* begin Given entries *

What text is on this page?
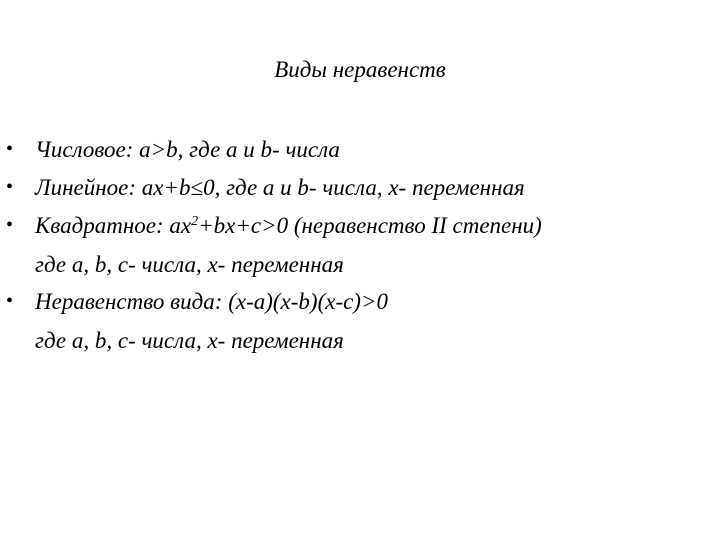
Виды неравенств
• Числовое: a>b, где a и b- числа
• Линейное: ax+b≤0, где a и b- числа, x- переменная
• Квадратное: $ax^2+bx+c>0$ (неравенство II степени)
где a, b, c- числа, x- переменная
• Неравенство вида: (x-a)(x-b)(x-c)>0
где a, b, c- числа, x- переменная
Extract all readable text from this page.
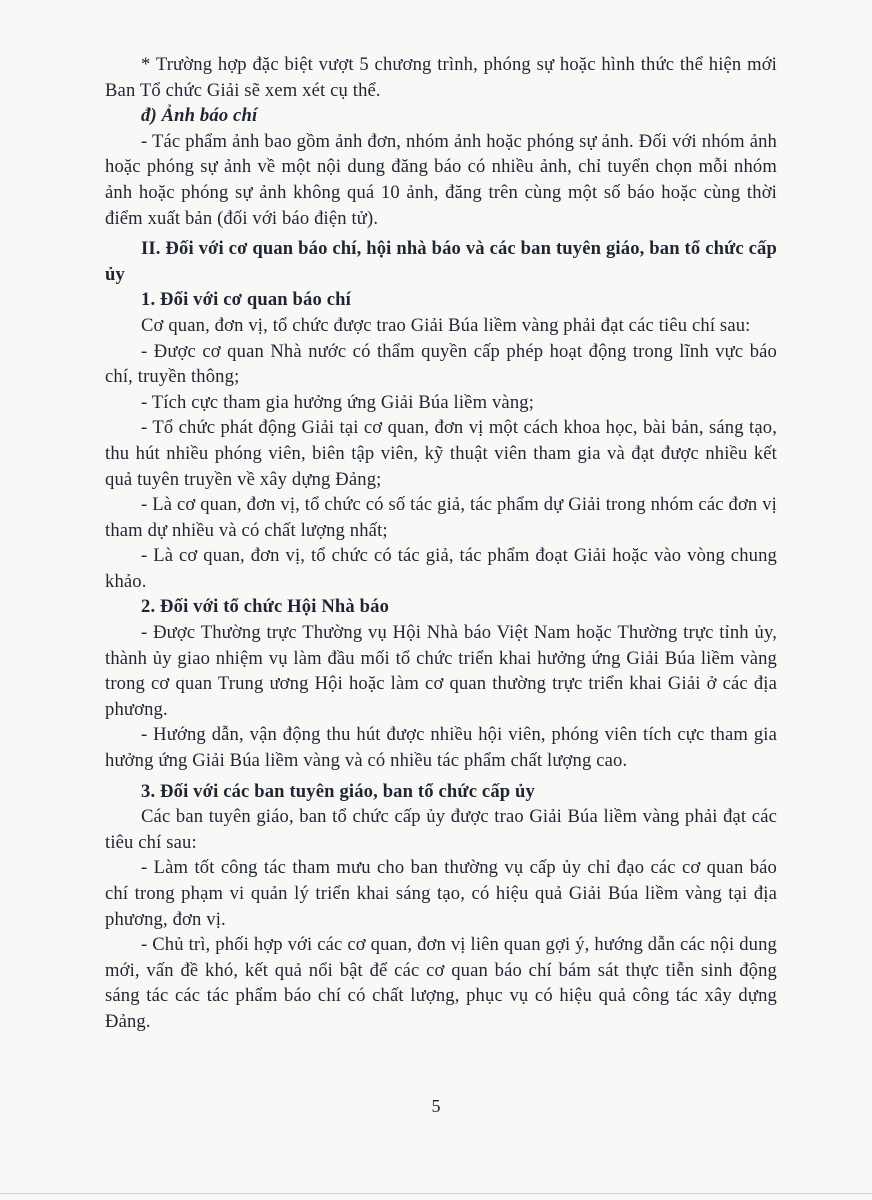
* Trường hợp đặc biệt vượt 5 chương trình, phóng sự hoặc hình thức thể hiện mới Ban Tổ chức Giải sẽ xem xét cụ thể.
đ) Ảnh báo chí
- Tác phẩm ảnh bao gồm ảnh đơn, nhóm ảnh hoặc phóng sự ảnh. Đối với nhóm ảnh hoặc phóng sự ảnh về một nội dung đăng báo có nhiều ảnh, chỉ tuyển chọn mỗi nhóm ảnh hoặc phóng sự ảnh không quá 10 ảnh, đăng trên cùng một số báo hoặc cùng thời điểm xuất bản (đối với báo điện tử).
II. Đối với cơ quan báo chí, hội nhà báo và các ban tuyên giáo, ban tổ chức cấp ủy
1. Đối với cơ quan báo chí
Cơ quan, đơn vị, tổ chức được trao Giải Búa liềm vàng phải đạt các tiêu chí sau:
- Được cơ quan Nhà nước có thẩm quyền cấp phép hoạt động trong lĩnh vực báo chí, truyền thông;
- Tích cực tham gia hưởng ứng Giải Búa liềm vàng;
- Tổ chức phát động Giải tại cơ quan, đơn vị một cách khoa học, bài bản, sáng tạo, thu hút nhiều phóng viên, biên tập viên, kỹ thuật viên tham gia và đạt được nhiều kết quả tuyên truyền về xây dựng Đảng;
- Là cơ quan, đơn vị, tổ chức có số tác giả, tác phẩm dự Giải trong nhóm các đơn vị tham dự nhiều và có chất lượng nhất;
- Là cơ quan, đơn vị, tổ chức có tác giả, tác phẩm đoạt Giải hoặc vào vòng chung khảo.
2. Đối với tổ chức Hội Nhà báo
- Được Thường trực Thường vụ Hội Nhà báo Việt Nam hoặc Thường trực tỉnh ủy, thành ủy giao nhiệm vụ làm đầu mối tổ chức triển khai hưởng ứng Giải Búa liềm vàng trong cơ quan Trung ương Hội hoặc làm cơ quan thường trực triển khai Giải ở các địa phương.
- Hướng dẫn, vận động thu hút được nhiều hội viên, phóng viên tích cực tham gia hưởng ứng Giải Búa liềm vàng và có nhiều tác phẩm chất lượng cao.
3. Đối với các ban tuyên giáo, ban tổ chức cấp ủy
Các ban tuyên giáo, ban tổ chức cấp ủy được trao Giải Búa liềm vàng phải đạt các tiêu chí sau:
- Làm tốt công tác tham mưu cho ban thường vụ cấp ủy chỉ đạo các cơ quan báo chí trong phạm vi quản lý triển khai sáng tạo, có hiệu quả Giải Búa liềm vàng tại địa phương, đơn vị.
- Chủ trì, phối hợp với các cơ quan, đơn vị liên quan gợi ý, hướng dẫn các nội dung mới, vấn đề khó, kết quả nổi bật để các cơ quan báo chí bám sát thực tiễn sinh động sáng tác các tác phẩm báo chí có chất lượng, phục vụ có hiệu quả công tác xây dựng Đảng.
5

* end Given entries *
* begin Given entries *

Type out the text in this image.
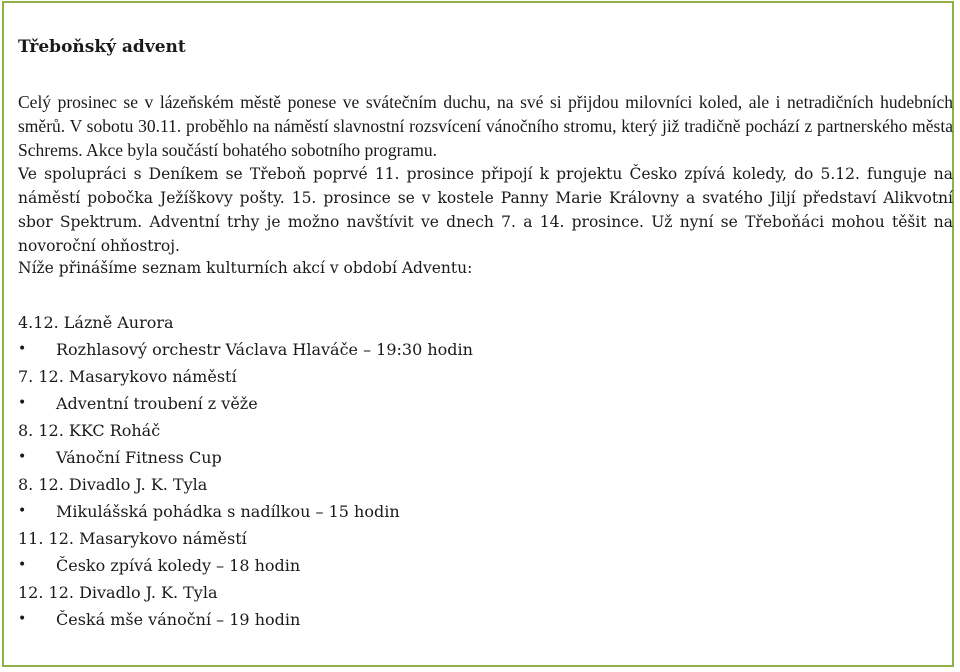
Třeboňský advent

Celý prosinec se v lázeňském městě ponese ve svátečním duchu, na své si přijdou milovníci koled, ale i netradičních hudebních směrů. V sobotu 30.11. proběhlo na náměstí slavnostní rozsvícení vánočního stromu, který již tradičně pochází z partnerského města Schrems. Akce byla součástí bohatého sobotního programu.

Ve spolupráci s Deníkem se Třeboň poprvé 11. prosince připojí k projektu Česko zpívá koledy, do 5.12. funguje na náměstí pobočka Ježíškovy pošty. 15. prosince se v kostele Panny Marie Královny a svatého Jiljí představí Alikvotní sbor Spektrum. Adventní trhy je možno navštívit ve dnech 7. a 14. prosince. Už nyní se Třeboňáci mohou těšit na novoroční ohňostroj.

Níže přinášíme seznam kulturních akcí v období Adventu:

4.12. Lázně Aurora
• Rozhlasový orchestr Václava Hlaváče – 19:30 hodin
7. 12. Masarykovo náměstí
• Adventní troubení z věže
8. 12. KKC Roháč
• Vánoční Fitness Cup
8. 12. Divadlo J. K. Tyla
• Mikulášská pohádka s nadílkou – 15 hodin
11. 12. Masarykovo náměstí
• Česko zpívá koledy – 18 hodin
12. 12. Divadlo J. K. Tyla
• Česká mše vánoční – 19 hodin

* end Given entries *

Return each line with "page".

> _Complete output_:
What text is on this page?
Extract all readable text from this page.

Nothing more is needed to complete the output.